- **Aim of the exercise**: What follows is a listing; give it again exactly, in its entirety.

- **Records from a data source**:
--- start ---

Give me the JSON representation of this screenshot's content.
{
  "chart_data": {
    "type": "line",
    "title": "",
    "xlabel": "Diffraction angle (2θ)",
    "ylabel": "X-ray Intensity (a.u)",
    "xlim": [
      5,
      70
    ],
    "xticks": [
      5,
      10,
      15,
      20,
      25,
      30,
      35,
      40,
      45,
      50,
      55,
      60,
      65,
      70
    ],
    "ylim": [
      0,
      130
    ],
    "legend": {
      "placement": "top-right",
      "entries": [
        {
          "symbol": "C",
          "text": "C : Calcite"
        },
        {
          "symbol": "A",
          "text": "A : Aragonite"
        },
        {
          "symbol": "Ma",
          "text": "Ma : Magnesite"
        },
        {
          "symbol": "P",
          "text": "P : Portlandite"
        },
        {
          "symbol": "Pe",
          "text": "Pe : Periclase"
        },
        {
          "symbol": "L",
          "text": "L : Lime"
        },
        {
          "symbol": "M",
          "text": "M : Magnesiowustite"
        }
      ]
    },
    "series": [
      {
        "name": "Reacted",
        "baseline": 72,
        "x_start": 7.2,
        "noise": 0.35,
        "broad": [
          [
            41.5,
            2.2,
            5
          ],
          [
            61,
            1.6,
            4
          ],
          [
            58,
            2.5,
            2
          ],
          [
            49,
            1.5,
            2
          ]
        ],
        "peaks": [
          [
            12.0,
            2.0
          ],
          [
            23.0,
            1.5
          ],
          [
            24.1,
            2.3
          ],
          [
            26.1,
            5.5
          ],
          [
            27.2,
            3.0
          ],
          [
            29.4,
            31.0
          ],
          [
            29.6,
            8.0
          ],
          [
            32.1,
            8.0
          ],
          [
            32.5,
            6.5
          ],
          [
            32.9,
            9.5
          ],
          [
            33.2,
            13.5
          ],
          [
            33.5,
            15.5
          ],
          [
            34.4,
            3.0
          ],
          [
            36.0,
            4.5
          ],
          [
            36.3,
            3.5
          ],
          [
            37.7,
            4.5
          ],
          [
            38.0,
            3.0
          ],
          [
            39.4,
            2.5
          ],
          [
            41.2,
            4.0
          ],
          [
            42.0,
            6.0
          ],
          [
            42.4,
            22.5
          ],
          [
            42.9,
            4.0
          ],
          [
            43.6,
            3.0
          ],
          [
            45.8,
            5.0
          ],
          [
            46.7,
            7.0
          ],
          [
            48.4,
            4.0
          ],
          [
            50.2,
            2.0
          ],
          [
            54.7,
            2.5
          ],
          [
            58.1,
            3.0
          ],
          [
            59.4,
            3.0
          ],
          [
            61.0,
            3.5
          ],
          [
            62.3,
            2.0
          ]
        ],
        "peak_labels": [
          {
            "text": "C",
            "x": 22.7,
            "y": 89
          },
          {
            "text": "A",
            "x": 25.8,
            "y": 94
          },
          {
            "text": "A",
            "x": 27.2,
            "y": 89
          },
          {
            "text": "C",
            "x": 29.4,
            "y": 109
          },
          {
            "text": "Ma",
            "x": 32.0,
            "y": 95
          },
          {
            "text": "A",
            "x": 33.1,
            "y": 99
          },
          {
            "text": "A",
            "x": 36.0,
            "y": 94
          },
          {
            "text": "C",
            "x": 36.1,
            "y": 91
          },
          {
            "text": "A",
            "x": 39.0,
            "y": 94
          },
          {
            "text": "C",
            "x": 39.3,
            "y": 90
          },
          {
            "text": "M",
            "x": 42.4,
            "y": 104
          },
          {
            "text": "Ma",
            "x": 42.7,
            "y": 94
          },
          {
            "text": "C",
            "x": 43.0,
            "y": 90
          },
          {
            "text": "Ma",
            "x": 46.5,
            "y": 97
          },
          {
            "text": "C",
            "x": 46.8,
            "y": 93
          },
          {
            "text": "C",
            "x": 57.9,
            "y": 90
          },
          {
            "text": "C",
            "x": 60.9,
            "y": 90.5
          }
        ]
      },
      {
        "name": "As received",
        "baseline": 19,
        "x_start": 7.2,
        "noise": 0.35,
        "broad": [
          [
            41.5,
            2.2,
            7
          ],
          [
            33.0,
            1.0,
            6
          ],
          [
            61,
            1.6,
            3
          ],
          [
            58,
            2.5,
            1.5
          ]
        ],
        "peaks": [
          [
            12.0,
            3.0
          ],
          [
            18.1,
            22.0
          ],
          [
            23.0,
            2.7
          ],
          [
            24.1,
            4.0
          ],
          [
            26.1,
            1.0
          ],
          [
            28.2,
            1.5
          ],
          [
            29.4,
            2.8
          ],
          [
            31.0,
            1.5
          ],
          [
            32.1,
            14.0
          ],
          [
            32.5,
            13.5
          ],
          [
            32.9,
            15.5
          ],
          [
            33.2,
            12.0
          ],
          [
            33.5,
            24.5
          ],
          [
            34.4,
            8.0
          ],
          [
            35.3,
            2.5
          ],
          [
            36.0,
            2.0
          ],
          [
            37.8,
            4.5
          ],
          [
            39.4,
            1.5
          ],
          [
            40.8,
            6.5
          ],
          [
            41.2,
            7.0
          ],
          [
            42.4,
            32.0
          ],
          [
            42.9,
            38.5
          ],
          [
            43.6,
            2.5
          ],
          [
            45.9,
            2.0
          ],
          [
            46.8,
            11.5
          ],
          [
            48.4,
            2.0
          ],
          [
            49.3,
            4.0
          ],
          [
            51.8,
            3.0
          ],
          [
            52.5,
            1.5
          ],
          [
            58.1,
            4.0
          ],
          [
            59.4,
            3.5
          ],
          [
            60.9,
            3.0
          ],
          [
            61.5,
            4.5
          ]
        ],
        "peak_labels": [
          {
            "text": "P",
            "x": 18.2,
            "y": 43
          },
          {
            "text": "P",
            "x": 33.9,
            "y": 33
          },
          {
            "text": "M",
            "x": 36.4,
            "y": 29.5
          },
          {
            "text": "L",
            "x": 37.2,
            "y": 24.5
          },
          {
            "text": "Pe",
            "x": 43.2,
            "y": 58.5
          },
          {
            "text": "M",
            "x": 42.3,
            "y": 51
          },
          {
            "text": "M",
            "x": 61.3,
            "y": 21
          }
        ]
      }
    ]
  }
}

--- end ---

- **Response to this exercise**:
Give me the JSON representation of this screenshot's content.
{
  "chart_data": {
    "type": "line",
    "title": "",
    "xlabel": "Diffraction angle (2θ)",
    "ylabel": "X-ray Intensity (a.u)",
    "xlim": [
      5,
      70
    ],
    "xticks": [
      5,
      10,
      15,
      20,
      25,
      30,
      35,
      40,
      45,
      50,
      55,
      60,
      65,
      70
    ],
    "ylim": [
      0,
      130
    ],
    "legend": {
      "placement": "top-right",
      "entries": [
        {
          "symbol": "C",
          "text": "C : Calcite"
        },
        {
          "symbol": "A",
          "text": "A : Aragonite"
        },
        {
          "symbol": "Ma",
          "text": "Ma : Magnesite"
        },
        {
          "symbol": "P",
          "text": "P : Portlandite"
        },
        {
          "symbol": "Pe",
          "text": "Pe : Periclase"
        },
        {
          "symbol": "L",
          "text": "L : Lime"
        },
        {
          "symbol": "M",
          "text": "M : Magnesiowustite"
        }
      ]
    },
    "series": [
      {
        "name": "Reacted",
        "baseline": 72,
        "x_start": 7.2,
        "noise": 0.35,
        "broad": [
          [
            41.5,
            2.2,
            5
          ],
          [
            61,
            1.6,
            4
          ],
          [
            58,
            2.5,
            2
          ],
          [
            49,
            1.5,
            2
          ]
        ],
        "peaks": [
          [
            12.0,
            2.0
          ],
          [
            23.0,
            1.5
          ],
          [
            24.1,
            2.3
          ],
          [
            26.1,
            5.5
          ],
          [
            27.2,
            3.0
          ],
          [
            29.4,
            31.0
          ],
          [
            29.6,
            8.0
          ],
          [
            32.1,
            8.0
          ],
          [
            32.5,
            6.5
          ],
          [
            32.9,
            9.5
          ],
          [
            33.2,
            13.5
          ],
          [
            33.5,
            15.5
          ],
          [
            34.4,
            3.0
          ],
          [
            36.0,
            4.5
          ],
          [
            36.3,
            3.5
          ],
          [
            37.7,
            4.5
          ],
          [
            38.0,
            3.0
          ],
          [
            39.4,
            2.5
          ],
          [
            41.2,
            4.0
          ],
          [
            42.0,
            6.0
          ],
          [
            42.4,
            22.5
          ],
          [
            42.9,
            4.0
          ],
          [
            43.6,
            3.0
          ],
          [
            45.8,
            5.0
          ],
          [
            46.7,
            7.0
          ],
          [
            48.4,
            4.0
          ],
          [
            50.2,
            2.0
          ],
          [
            54.7,
            2.5
          ],
          [
            58.1,
            3.0
          ],
          [
            59.4,
            3.0
          ],
          [
            61.0,
            3.5
          ],
          [
            62.3,
            2.0
          ]
        ],
        "peak_labels": [
          {
            "text": "C",
            "x": 22.7,
            "y": 89
          },
          {
            "text": "A",
            "x": 25.8,
            "y": 94
          },
          {
            "text": "A",
            "x": 27.2,
            "y": 89
          },
          {
            "text": "C",
            "x": 29.4,
            "y": 109
          },
          {
            "text": "Ma",
            "x": 32.0,
            "y": 95
          },
          {
            "text": "A",
            "x": 33.1,
            "y": 99
          },
          {
            "text": "A",
            "x": 36.0,
            "y": 94
          },
          {
            "text": "C",
            "x": 36.1,
            "y": 91
          },
          {
            "text": "A",
            "x": 39.0,
            "y": 94
          },
          {
            "text": "C",
            "x": 39.3,
            "y": 90
          },
          {
            "text": "M",
            "x": 42.4,
            "y": 104
          },
          {
            "text": "Ma",
            "x": 42.7,
            "y": 94
          },
          {
            "text": "C",
            "x": 43.0,
            "y": 90
          },
          {
            "text": "Ma",
            "x": 46.5,
            "y": 97
          },
          {
            "text": "C",
            "x": 46.8,
            "y": 93
          },
          {
            "text": "C",
            "x": 57.9,
            "y": 90
          },
          {
            "text": "C",
            "x": 60.9,
            "y": 90.5
          }
        ]
      },
      {
        "name": "As received",
        "baseline": 19,
        "x_start": 7.2,
        "noise": 0.35,
        "broad": [
          [
            41.5,
            2.2,
            7
          ],
          [
            33.0,
            1.0,
            6
          ],
          [
            61,
            1.6,
            3
          ],
          [
            58,
            2.5,
            1.5
          ]
        ],
        "peaks": [
          [
            12.0,
            3.0
          ],
          [
            18.1,
            22.0
          ],
          [
            23.0,
            2.7
          ],
          [
            24.1,
            4.0
          ],
          [
            26.1,
            1.0
          ],
          [
            28.2,
            1.5
          ],
          [
            29.4,
            2.8
          ],
          [
            31.0,
            1.5
          ],
          [
            32.1,
            14.0
          ],
          [
            32.5,
            13.5
          ],
          [
            32.9,
            15.5
          ],
          [
            33.2,
            12.0
          ],
          [
            33.5,
            24.5
          ],
          [
            34.4,
            8.0
          ],
          [
            35.3,
            2.5
          ],
          [
            36.0,
            2.0
          ],
          [
            37.8,
            4.5
          ],
          [
            39.4,
            1.5
          ],
          [
            40.8,
            6.5
          ],
          [
            41.2,
            7.0
          ],
          [
            42.4,
            32.0
          ],
          [
            42.9,
            38.5
          ],
          [
            43.6,
            2.5
          ],
          [
            45.9,
            2.0
          ],
          [
            46.8,
            11.5
          ],
          [
            48.4,
            2.0
          ],
          [
            49.3,
            4.0
          ],
          [
            51.8,
            3.0
          ],
          [
            52.5,
            1.5
          ],
          [
            58.1,
            4.0
          ],
          [
            59.4,
            3.5
          ],
          [
            60.9,
            3.0
          ],
          [
            61.5,
            4.5
          ]
        ],
        "peak_labels": [
          {
            "text": "P",
            "x": 18.2,
            "y": 43
          },
          {
            "text": "P",
            "x": 33.9,
            "y": 33
          },
          {
            "text": "M",
            "x": 36.4,
            "y": 29.5
          },
          {
            "text": "L",
            "x": 37.2,
            "y": 24.5
          },
          {
            "text": "Pe",
            "x": 43.2,
            "y": 58.5
          },
          {
            "text": "M",
            "x": 42.3,
            "y": 51
          },
          {
            "text": "M",
            "x": 61.3,
            "y": 21
          }
        ]
      }
    ]
  }
}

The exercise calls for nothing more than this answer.